Data provided:

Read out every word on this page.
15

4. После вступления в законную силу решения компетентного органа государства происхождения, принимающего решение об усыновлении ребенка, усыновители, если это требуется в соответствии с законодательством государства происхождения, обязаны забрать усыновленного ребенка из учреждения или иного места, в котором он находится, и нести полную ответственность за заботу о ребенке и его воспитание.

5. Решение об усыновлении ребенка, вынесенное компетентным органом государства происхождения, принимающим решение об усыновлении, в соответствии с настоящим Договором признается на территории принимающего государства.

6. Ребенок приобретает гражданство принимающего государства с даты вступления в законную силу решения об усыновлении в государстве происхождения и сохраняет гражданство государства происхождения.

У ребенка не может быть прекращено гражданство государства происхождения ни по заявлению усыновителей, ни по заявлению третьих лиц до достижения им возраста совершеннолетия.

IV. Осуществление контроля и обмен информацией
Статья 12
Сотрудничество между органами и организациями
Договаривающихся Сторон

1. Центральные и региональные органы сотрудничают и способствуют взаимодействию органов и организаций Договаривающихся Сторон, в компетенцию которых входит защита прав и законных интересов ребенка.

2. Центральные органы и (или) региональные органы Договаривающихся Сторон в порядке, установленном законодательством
---
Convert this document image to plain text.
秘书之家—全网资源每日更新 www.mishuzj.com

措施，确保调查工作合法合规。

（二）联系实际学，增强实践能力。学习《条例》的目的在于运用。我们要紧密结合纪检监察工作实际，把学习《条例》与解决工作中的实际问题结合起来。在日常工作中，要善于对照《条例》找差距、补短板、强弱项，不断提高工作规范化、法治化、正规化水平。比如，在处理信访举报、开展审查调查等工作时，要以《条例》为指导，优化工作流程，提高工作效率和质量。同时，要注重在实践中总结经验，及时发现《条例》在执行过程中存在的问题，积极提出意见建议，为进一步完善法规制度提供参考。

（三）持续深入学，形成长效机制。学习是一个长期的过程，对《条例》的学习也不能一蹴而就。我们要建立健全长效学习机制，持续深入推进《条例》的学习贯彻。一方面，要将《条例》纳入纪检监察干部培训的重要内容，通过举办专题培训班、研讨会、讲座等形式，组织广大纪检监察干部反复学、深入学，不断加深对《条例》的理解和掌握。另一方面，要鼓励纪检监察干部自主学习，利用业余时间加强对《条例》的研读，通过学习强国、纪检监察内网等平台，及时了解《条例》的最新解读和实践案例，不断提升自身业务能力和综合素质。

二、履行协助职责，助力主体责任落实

Task directions: Collect each line holding the string "силу".

Output for this task:
4. После вступления в законную силу решения компетентного органа государства происхождения, принимающего решение об усыновлении ребенка, усыновители, если это требуется в соответствии с законодательством государства происхождения, обязаны забрать усыновленного ребенка из учреждения или иного места, в котором он находится, и нести полную ответственность за заботу о ребенке и его воспитание.
6. Ребенок приобретает гражданство принимающего государства с даты вступления в законную силу решения об усыновлении в государстве происхождения и сохраняет гражданство государства происхождения.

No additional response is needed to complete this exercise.